Given task »
Could you copy every line from the material below in which "Left" appears?

[START OF Data]

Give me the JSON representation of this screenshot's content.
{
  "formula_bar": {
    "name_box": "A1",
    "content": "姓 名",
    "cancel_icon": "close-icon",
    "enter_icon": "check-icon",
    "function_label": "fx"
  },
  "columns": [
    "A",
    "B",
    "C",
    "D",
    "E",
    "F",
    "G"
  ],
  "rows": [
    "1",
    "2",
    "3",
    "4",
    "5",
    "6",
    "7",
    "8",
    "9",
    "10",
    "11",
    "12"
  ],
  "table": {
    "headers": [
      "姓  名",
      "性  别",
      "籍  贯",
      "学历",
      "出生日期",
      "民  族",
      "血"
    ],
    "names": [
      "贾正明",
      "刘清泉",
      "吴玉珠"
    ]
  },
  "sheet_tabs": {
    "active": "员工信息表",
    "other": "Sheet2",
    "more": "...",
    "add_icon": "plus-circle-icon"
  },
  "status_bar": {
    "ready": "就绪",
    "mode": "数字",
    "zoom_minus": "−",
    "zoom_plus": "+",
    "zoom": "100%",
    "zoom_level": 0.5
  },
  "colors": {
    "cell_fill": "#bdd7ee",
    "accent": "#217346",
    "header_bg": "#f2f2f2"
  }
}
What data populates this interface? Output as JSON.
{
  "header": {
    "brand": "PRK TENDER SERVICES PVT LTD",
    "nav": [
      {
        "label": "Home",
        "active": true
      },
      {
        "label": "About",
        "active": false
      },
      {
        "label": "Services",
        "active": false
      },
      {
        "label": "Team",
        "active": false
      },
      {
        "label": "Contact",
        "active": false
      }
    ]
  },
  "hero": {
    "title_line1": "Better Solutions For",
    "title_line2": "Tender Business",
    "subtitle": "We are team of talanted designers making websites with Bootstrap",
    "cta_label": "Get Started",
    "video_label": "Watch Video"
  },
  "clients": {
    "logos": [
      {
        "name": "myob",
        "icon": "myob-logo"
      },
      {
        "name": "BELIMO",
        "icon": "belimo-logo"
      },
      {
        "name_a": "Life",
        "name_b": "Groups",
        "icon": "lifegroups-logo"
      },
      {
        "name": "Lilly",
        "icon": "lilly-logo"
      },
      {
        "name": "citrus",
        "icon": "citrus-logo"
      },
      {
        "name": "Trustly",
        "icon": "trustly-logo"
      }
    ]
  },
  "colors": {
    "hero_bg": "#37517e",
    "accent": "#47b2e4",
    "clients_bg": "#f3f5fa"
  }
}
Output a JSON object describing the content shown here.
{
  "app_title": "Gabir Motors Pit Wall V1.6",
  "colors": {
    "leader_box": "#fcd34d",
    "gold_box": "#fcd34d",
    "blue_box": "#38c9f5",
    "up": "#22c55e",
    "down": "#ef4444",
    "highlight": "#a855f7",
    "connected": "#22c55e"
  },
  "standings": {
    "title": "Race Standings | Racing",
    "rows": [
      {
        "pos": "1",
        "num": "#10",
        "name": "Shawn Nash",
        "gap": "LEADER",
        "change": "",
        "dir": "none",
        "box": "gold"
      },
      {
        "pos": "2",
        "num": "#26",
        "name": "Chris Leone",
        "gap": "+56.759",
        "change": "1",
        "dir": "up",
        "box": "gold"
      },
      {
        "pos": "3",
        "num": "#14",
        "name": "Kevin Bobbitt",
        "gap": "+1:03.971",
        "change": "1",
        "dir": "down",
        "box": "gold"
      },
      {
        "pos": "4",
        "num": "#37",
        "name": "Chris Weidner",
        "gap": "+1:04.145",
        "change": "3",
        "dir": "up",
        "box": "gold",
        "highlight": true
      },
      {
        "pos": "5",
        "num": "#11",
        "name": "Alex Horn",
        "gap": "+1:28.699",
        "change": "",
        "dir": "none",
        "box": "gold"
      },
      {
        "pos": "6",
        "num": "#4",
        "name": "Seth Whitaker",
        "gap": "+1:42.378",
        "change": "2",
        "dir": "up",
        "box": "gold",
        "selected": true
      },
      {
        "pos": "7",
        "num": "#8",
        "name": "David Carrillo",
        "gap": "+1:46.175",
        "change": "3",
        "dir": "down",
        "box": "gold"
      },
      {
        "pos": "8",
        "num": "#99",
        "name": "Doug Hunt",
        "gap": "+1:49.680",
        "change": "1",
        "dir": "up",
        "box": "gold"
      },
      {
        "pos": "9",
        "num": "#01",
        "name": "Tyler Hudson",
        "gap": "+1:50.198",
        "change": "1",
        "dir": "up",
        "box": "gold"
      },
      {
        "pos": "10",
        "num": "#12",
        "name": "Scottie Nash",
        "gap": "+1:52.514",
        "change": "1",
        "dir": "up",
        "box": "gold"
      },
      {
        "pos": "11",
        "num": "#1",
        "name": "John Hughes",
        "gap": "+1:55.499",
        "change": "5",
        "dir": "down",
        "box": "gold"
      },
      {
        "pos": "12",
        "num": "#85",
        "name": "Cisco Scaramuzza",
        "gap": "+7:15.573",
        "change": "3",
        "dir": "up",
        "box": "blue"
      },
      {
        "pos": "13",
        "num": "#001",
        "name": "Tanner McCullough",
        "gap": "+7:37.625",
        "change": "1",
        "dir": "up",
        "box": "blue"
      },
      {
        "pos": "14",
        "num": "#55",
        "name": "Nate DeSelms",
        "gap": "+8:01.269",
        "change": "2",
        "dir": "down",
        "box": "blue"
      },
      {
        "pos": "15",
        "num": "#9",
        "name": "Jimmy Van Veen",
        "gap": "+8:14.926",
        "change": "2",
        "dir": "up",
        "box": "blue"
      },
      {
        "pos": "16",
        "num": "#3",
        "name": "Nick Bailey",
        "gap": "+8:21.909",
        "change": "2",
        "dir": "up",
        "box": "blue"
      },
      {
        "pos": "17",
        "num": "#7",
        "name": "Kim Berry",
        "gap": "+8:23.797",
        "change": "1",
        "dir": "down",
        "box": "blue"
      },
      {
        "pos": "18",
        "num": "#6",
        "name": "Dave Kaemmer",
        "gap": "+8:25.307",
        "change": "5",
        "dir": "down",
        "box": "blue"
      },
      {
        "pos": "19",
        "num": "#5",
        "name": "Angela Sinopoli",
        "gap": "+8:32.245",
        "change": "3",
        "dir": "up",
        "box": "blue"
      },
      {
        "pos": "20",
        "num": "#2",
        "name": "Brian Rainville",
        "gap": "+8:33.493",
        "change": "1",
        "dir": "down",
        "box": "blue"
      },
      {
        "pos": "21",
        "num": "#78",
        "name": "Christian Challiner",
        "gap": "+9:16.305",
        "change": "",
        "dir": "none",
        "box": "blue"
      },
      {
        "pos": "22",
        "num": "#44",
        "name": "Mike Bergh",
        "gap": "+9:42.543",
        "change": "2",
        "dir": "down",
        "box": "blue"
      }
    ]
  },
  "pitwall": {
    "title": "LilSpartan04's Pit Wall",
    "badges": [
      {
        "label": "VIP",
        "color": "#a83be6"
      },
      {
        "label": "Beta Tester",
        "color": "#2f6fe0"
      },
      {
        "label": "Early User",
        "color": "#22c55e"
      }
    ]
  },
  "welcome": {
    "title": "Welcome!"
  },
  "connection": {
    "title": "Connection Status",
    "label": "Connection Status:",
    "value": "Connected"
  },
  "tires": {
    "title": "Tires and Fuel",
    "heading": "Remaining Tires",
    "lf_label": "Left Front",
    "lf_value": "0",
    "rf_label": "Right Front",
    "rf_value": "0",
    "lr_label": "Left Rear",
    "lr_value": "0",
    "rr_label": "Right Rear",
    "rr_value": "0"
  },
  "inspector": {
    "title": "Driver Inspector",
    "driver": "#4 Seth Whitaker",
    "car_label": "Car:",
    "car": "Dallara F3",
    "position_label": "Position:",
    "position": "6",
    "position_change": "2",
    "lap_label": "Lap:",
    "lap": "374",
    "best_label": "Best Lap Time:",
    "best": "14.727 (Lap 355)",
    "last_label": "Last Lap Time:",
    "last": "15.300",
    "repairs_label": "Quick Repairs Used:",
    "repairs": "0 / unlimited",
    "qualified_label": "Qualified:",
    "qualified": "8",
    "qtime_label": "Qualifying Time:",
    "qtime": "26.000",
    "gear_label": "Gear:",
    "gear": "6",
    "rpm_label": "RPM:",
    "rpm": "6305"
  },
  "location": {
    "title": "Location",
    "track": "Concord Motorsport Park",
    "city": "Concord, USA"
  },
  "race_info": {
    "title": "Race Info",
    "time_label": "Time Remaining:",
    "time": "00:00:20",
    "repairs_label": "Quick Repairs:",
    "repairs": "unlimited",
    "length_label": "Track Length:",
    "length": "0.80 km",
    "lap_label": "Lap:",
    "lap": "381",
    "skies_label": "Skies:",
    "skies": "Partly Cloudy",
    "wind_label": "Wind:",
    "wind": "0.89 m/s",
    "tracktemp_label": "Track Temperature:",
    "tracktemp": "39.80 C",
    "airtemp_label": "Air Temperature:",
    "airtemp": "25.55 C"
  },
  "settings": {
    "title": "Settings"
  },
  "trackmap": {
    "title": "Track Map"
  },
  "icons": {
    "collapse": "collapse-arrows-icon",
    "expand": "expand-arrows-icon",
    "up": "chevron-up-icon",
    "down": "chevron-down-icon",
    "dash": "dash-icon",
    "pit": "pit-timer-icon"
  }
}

[END OF Data]

Answer below »
    "lf_label": "Left Front",
    "lr_label": "Left Rear",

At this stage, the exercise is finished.